Material provided -
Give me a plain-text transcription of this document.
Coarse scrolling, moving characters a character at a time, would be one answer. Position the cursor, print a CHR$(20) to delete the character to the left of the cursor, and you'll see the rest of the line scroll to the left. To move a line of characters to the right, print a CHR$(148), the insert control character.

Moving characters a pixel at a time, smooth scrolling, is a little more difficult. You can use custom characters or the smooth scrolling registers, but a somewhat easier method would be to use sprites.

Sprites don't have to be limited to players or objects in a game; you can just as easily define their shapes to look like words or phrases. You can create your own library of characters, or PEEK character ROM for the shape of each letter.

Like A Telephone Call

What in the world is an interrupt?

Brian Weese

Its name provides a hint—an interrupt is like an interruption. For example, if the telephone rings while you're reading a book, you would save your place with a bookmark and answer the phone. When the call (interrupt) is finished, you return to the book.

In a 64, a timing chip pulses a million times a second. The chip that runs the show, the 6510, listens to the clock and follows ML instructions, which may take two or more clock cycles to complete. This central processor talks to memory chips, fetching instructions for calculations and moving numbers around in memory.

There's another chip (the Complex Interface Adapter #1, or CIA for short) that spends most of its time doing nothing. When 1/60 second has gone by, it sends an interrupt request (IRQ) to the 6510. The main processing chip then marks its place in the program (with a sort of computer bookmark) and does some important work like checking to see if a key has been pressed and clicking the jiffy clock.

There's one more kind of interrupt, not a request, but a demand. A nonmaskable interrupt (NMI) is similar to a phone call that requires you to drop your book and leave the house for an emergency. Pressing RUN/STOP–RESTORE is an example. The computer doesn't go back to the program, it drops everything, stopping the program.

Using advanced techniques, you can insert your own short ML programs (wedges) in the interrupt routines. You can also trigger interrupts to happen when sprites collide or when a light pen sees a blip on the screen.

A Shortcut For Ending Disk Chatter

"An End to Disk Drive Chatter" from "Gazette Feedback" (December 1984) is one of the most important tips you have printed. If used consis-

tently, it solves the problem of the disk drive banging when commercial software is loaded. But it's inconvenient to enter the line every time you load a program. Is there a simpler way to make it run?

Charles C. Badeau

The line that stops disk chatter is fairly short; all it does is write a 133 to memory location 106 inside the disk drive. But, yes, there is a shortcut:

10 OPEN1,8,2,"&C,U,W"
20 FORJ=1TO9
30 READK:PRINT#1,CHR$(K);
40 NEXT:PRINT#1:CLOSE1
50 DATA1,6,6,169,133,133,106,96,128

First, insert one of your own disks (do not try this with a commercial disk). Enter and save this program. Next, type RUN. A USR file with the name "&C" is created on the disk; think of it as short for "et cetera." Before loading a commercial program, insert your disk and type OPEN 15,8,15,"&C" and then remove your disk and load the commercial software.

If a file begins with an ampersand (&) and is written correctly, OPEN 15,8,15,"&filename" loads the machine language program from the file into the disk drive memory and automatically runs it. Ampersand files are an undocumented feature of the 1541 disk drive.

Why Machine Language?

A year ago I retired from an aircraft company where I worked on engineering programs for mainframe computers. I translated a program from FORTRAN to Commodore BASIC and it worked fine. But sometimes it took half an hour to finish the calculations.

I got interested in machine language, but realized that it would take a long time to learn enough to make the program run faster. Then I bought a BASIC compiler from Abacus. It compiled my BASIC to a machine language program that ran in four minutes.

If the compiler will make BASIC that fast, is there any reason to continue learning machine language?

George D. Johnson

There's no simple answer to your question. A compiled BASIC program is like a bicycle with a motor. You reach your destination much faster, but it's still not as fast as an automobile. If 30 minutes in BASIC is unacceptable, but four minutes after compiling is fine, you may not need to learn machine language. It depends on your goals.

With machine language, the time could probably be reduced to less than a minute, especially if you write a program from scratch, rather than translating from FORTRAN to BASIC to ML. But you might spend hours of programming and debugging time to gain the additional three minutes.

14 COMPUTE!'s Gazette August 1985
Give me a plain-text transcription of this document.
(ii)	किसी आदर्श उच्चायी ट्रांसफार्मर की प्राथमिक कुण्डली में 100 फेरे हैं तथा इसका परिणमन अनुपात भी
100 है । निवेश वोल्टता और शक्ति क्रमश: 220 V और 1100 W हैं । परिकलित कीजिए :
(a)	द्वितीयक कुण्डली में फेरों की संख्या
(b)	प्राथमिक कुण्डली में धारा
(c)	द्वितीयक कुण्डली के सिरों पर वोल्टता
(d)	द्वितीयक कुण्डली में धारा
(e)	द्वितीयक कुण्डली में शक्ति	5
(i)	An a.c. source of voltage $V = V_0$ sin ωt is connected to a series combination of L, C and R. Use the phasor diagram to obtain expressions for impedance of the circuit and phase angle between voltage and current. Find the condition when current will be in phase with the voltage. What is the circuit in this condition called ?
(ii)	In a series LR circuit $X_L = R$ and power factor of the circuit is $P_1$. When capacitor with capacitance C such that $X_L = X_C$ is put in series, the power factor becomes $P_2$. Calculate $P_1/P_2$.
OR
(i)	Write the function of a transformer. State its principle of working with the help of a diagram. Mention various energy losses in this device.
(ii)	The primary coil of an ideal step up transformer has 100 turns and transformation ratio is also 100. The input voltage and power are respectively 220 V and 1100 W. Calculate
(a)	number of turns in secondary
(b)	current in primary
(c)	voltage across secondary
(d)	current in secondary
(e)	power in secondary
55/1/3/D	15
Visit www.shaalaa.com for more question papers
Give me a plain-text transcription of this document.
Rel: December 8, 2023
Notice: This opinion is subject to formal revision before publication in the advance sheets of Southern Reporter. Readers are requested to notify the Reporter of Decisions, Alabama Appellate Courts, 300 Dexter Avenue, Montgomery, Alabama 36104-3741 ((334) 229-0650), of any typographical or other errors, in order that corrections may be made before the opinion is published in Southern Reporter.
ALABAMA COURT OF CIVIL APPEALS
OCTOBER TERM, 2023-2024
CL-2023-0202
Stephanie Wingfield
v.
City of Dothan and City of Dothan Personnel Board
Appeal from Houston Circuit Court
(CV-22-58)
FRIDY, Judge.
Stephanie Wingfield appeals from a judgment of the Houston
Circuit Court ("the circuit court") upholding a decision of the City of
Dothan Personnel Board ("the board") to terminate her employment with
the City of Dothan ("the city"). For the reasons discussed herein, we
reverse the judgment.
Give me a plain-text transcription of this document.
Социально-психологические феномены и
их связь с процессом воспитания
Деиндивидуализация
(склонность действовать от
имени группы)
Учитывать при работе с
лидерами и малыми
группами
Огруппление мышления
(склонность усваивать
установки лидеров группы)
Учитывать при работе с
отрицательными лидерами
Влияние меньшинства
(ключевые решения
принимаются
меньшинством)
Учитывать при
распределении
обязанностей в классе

Prompt -
Look through the entries and return every line where "memory" appears.

Correct result -
In a 64, a timing chip pulses a million times a second. The chip that runs the show, the 6510, listens to the clock and follows ML instructions, which may take two or more clock cycles to complete. This central processor talks to memory chips, fetching instructions for calculations and moving numbers around in memory.
The line that stops disk chatter is fairly short; all it does is write a 133 to memory location 106 inside the disk drive. But, yes, there is a shortcut:
If a file begins with an ampersand (&) and is written correctly, OPEN 15,8,15,"&filename" loads the machine language program from the file into the disk drive memory and automatically runs it. Ampersand files are an undocumented feature of the 1541 disk drive.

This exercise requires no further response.